>> Start
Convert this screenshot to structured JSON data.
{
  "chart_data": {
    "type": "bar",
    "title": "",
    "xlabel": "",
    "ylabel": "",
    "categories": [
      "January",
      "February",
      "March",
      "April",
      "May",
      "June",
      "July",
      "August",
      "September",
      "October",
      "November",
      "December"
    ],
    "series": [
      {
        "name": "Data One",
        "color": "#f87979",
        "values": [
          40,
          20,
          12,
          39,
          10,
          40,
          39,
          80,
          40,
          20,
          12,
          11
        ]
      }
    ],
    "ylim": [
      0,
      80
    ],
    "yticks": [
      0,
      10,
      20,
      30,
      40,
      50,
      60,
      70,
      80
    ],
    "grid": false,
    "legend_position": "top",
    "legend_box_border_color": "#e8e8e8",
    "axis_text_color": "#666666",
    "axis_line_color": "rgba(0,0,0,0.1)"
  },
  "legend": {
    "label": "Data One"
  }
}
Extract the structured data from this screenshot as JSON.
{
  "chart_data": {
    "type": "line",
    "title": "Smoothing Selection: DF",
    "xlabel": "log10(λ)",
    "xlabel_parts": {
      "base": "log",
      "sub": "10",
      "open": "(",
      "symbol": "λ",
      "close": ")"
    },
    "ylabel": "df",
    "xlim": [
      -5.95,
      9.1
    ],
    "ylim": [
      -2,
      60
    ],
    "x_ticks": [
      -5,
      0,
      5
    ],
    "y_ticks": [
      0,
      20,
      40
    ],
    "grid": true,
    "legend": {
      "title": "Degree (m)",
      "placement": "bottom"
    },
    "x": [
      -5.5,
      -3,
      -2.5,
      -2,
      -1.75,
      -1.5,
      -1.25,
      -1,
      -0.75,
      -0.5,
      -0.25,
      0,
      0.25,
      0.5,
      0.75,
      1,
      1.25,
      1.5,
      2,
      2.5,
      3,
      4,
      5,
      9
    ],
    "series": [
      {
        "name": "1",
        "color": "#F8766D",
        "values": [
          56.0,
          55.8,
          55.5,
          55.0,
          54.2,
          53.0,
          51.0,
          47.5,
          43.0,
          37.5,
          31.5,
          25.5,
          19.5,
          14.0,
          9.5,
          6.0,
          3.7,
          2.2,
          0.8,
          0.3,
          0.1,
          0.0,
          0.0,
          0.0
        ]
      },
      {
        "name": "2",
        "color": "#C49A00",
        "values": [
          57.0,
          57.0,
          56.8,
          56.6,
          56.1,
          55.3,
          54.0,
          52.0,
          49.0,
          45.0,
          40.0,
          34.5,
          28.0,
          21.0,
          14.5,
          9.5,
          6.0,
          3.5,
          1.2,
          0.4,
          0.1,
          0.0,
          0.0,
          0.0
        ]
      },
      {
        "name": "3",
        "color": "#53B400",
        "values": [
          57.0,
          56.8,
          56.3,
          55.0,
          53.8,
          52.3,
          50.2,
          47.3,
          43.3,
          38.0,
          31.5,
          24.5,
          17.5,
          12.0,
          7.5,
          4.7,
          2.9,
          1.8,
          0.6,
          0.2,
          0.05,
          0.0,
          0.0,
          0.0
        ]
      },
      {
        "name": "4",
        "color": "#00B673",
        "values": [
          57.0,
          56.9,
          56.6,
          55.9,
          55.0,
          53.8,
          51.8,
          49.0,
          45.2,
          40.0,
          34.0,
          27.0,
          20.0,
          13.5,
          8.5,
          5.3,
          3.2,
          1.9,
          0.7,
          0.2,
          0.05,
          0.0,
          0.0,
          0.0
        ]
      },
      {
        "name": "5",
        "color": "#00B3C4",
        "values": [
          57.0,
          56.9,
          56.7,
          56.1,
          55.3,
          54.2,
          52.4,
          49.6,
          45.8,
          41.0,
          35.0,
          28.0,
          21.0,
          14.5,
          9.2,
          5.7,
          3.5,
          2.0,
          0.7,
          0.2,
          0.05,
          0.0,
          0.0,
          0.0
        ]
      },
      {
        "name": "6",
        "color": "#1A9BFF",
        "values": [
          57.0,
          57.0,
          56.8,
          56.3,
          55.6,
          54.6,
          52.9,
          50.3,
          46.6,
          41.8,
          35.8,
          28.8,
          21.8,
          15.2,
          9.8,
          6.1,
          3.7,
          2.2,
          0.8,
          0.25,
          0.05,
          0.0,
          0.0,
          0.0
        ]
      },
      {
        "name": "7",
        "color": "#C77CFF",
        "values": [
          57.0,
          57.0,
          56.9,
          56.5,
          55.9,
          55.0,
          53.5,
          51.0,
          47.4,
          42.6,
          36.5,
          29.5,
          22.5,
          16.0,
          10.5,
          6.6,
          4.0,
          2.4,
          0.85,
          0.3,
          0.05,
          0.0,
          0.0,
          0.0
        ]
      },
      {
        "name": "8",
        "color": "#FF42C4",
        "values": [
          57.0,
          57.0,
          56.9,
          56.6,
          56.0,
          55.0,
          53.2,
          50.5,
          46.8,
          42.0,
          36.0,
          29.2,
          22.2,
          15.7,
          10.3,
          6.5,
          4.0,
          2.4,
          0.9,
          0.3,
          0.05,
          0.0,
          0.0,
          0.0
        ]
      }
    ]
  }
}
>> End
Task objective:
The records above should be returned exactly.

Answer in full:
Convert this screenshot to structured JSON data.
{
  "chart_data": {
    "type": "bar",
    "title": "",
    "xlabel": "",
    "ylabel": "",
    "categories": [
      "January",
      "February",
      "March",
      "April",
      "May",
      "June",
      "July",
      "August",
      "September",
      "October",
      "November",
      "December"
    ],
    "series": [
      {
        "name": "Data One",
        "color": "#f87979",
        "values": [
          40,
          20,
          12,
          39,
          10,
          40,
          39,
          80,
          40,
          20,
          12,
          11
        ]
      }
    ],
    "ylim": [
      0,
      80
    ],
    "yticks": [
      0,
      10,
      20,
      30,
      40,
      50,
      60,
      70,
      80
    ],
    "grid": false,
    "legend_position": "top",
    "legend_box_border_color": "#e8e8e8",
    "axis_text_color": "#666666",
    "axis_line_color": "rgba(0,0,0,0.1)"
  },
  "legend": {
    "label": "Data One"
  }
}
Extract the structured data from this screenshot as JSON.
{
  "chart_data": {
    "type": "line",
    "title": "Smoothing Selection: DF",
    "xlabel": "log10(λ)",
    "xlabel_parts": {
      "base": "log",
      "sub": "10",
      "open": "(",
      "symbol": "λ",
      "close": ")"
    },
    "ylabel": "df",
    "xlim": [
      -5.95,
      9.1
    ],
    "ylim": [
      -2,
      60
    ],
    "x_ticks": [
      -5,
      0,
      5
    ],
    "y_ticks": [
      0,
      20,
      40
    ],
    "grid": true,
    "legend": {
      "title": "Degree (m)",
      "placement": "bottom"
    },
    "x": [
      -5.5,
      -3,
      -2.5,
      -2,
      -1.75,
      -1.5,
      -1.25,
      -1,
      -0.75,
      -0.5,
      -0.25,
      0,
      0.25,
      0.5,
      0.75,
      1,
      1.25,
      1.5,
      2,
      2.5,
      3,
      4,
      5,
      9
    ],
    "series": [
      {
        "name": "1",
        "color": "#F8766D",
        "values": [
          56.0,
          55.8,
          55.5,
          55.0,
          54.2,
          53.0,
          51.0,
          47.5,
          43.0,
          37.5,
          31.5,
          25.5,
          19.5,
          14.0,
          9.5,
          6.0,
          3.7,
          2.2,
          0.8,
          0.3,
          0.1,
          0.0,
          0.0,
          0.0
        ]
      },
      {
        "name": "2",
        "color": "#C49A00",
        "values": [
          57.0,
          57.0,
          56.8,
          56.6,
          56.1,
          55.3,
          54.0,
          52.0,
          49.0,
          45.0,
          40.0,
          34.5,
          28.0,
          21.0,
          14.5,
          9.5,
          6.0,
          3.5,
          1.2,
          0.4,
          0.1,
          0.0,
          0.0,
          0.0
        ]
      },
      {
        "name": "3",
        "color": "#53B400",
        "values": [
          57.0,
          56.8,
          56.3,
          55.0,
          53.8,
          52.3,
          50.2,
          47.3,
          43.3,
          38.0,
          31.5,
          24.5,
          17.5,
          12.0,
          7.5,
          4.7,
          2.9,
          1.8,
          0.6,
          0.2,
          0.05,
          0.0,
          0.0,
          0.0
        ]
      },
      {
        "name": "4",
        "color": "#00B673",
        "values": [
          57.0,
          56.9,
          56.6,
          55.9,
          55.0,
          53.8,
          51.8,
          49.0,
          45.2,
          40.0,
          34.0,
          27.0,
          20.0,
          13.5,
          8.5,
          5.3,
          3.2,
          1.9,
          0.7,
          0.2,
          0.05,
          0.0,
          0.0,
          0.0
        ]
      },
      {
        "name": "5",
        "color": "#00B3C4",
        "values": [
          57.0,
          56.9,
          56.7,
          56.1,
          55.3,
          54.2,
          52.4,
          49.6,
          45.8,
          41.0,
          35.0,
          28.0,
          21.0,
          14.5,
          9.2,
          5.7,
          3.5,
          2.0,
          0.7,
          0.2,
          0.05,
          0.0,
          0.0,
          0.0
        ]
      },
      {
        "name": "6",
        "color": "#1A9BFF",
        "values": [
          57.0,
          57.0,
          56.8,
          56.3,
          55.6,
          54.6,
          52.9,
          50.3,
          46.6,
          41.8,
          35.8,
          28.8,
          21.8,
          15.2,
          9.8,
          6.1,
          3.7,
          2.2,
          0.8,
          0.25,
          0.05,
          0.0,
          0.0,
          0.0
        ]
      },
      {
        "name": "7",
        "color": "#C77CFF",
        "values": [
          57.0,
          57.0,
          56.9,
          56.5,
          55.9,
          55.0,
          53.5,
          51.0,
          47.4,
          42.6,
          36.5,
          29.5,
          22.5,
          16.0,
          10.5,
          6.6,
          4.0,
          2.4,
          0.85,
          0.3,
          0.05,
          0.0,
          0.0,
          0.0
        ]
      },
      {
        "name": "8",
        "color": "#FF42C4",
        "values": [
          57.0,
          57.0,
          56.9,
          56.6,
          56.0,
          55.0,
          53.2,
          50.5,
          46.8,
          42.0,
          36.0,
          29.2,
          22.2,
          15.7,
          10.3,
          6.5,
          4.0,
          2.4,
          0.9,
          0.3,
          0.05,
          0.0,
          0.0,
          0.0
        ]
      }
    ]
  }
}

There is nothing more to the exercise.